**GOAL:** Using the data below, copy every line that contains the word "nonumy".

**LISTED ENTRIES:**
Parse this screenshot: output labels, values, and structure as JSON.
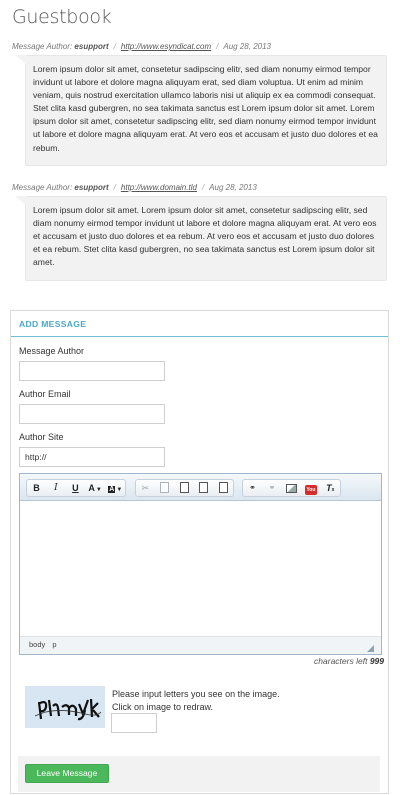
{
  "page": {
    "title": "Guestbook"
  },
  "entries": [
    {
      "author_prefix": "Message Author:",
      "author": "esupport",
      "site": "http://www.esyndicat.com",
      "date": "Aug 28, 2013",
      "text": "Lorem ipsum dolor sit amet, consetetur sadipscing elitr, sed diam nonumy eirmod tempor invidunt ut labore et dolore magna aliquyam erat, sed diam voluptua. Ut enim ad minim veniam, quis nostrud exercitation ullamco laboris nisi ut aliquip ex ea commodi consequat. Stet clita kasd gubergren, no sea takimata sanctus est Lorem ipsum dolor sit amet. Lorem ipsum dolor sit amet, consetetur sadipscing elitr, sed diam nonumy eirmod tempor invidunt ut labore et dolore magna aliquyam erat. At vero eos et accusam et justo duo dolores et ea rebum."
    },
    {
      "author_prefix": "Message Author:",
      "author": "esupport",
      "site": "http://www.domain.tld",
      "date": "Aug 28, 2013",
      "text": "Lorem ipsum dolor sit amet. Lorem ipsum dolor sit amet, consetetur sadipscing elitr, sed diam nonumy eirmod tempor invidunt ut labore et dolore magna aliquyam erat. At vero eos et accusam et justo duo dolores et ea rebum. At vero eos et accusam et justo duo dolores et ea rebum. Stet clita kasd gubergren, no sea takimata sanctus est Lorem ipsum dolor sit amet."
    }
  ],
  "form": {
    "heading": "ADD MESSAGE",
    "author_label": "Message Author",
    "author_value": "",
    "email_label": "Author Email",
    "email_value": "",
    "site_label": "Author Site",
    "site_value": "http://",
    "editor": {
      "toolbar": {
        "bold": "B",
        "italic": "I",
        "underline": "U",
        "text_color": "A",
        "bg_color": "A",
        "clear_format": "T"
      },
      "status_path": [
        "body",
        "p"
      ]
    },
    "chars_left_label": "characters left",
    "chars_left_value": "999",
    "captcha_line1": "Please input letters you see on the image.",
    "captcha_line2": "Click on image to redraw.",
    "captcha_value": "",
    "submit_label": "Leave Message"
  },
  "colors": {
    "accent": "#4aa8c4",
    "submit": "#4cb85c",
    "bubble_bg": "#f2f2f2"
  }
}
==
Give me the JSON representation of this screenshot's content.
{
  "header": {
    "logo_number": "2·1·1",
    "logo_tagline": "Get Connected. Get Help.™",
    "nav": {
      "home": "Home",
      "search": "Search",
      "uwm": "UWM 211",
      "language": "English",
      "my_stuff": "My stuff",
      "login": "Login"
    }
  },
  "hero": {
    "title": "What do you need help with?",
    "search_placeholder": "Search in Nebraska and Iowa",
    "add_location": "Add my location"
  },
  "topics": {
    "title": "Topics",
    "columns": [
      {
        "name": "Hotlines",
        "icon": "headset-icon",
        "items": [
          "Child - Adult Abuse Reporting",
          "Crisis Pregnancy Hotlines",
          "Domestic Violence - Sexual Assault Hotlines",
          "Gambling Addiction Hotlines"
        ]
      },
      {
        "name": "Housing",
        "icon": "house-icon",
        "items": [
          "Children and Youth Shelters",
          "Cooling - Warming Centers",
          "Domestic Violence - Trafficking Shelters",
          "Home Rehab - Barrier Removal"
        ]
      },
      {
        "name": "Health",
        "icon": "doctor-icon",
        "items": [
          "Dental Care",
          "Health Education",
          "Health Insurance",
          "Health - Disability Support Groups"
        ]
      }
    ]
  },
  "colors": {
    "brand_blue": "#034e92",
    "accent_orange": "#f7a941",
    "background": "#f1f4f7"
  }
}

**WRITTEN RESPONSE:**
      "text": "Lorem ipsum dolor sit amet, consetetur sadipscing elitr, sed diam nonumy eirmod tempor invidunt ut labore et dolore magna aliquyam erat, sed diam voluptua. Ut enim ad minim veniam, quis nostrud exercitation ullamco laboris nisi ut aliquip ex ea commodi consequat. Stet clita kasd gubergren, no sea takimata sanctus est Lorem ipsum dolor sit amet. Lorem ipsum dolor sit amet, consetetur sadipscing elitr, sed diam nonumy eirmod tempor invidunt ut labore et dolore magna aliquyam erat. At vero eos et accusam et justo duo dolores et ea rebum."
      "text": "Lorem ipsum dolor sit amet. Lorem ipsum dolor sit amet, consetetur sadipscing elitr, sed diam nonumy eirmod tempor invidunt ut labore et dolore magna aliquyam erat. At vero eos et accusam et justo duo dolores et ea rebum. At vero eos et accusam et justo duo dolores et ea rebum. Stet clita kasd gubergren, no sea takimata sanctus est Lorem ipsum dolor sit amet."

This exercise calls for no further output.